═════ Source

Boron-doped silicon carbide supported Pt catalyst for methanol electrooxidation

1.
State Key Laboratory of Coal Conversion, Institute of Coal Chemistry, Chinese Academy of Sciences, Taiyuan 030001, China;
2.
University of Chinese Academy of Sciences, Beijing 100049, China

摘要

摘要: 以硼掺杂碳化硅（B_0.1SiC）为载体，采用循环伏安法在B_0.1SiC载体上电沉积Pt纳米粒子制备了Pt/B_0.1SiC催化剂。利用X射线光电子能谱、X射线衍射、氮气吸附-脱附、扫描电镜及透射电镜等测试方法对催化剂的晶型、表面性质及形貌进行了表征。结果表明，硼原子掺杂进入SiC晶格并取代了Si 位点，使B_0.1SiC载体的导电性增强；Pt纳米粒子均匀地分布在B_0.1SiC载体上，平均粒径为2.7 nm。与相同条件下制备的Pt/SiC催化剂相比，Pt/B_0.1SiC具有较大的电化学活性表面积、更高的甲醇催化氧化活性和稳定性。

══════════
═════ Data lines

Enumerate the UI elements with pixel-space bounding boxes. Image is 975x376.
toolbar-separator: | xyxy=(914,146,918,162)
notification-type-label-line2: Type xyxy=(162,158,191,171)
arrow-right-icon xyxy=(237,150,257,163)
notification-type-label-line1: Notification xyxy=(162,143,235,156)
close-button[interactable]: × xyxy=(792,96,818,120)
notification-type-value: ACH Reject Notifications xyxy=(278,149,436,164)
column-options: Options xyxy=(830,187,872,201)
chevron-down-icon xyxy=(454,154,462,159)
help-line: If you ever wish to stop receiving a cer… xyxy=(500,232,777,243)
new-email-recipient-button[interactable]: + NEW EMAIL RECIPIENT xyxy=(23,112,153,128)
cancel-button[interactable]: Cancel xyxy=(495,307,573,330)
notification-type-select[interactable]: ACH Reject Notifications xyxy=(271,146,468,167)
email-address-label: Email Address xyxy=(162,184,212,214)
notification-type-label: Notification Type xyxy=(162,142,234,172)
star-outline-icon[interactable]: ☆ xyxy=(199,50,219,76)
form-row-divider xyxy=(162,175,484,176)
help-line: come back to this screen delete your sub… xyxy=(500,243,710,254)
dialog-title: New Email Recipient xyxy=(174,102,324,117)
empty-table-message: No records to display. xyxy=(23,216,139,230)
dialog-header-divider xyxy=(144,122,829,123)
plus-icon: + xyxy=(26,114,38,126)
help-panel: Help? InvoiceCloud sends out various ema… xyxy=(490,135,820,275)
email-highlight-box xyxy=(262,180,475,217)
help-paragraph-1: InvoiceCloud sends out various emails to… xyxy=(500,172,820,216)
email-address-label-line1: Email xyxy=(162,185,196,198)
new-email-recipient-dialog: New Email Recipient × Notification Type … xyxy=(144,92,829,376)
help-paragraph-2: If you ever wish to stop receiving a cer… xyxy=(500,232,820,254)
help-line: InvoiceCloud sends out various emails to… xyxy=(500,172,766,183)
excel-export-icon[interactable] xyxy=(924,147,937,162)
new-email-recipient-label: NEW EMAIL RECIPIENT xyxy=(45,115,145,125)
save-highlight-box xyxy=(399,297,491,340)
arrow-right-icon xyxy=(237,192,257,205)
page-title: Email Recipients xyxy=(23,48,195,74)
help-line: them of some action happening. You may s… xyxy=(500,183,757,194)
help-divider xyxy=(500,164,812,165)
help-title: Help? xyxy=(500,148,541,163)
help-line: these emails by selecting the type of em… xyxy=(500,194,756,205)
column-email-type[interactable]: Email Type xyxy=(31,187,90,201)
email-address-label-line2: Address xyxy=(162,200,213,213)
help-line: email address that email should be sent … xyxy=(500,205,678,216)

══════════

## Complete the following
A. Check each statement against the catalyst text and answer yes or no, quoting the deciding words: (i) the Pt catalyst sits on a boron-doped silicon carbide support; (ii) the catalyst is meant for ethanol electrooxidation; (iii) the University of Chinese Academy of Sciences is in Taiyuan.
B. According to the catalyst text, what city is the Institute of Coal Chemistry in?

## Exercise solutions
A.
(i) Yes: "Boron-doped silicon carbide supported Pt catalyst"
(ii) No: "for methanol electrooxidation"
(iii) No: "University of Chinese Academy of Sciences, Beijing 100049, China"

B. Taiyuan, China.